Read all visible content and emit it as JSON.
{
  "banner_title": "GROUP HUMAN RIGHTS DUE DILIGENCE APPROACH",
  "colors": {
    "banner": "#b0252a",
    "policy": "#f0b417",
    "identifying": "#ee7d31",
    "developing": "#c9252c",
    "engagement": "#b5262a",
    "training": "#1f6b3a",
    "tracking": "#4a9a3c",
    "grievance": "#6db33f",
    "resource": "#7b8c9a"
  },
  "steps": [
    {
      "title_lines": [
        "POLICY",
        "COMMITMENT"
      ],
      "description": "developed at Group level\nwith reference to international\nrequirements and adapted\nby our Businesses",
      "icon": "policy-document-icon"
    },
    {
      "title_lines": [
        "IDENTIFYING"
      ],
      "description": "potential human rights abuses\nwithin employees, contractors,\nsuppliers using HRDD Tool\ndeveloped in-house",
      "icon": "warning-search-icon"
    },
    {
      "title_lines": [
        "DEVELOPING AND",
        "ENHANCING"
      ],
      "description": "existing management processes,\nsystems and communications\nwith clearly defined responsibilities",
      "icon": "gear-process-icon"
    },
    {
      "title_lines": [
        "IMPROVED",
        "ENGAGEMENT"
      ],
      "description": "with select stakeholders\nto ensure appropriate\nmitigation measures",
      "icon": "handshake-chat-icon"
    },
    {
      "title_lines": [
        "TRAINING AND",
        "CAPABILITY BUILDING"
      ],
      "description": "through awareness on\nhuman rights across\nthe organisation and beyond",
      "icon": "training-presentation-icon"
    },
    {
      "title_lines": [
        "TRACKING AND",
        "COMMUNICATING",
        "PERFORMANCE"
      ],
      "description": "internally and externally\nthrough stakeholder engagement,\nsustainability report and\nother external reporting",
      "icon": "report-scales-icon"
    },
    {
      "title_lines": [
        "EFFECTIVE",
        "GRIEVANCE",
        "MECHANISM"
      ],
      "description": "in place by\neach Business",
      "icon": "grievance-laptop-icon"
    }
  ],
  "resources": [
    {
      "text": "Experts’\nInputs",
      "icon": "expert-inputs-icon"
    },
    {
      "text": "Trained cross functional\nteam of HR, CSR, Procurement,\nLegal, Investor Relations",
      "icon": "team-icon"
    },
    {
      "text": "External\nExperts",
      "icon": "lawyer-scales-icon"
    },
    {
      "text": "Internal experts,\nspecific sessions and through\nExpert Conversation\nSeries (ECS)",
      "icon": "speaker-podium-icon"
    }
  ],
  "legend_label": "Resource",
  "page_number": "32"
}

◆ ◆ ◆ ◆ ◆ ◆ ◆

Identify all lines in the records above with the word "text".

      "text": "Experts’\nInputs",
      "text": "Trained cross functional\nteam of HR, CSR, Procurement,\nLegal, Investor Relations",
      "text": "External\nExperts",
      "text": "Internal experts,\nspecific sessions and through\nExpert Conversation\nSeries (ECS)",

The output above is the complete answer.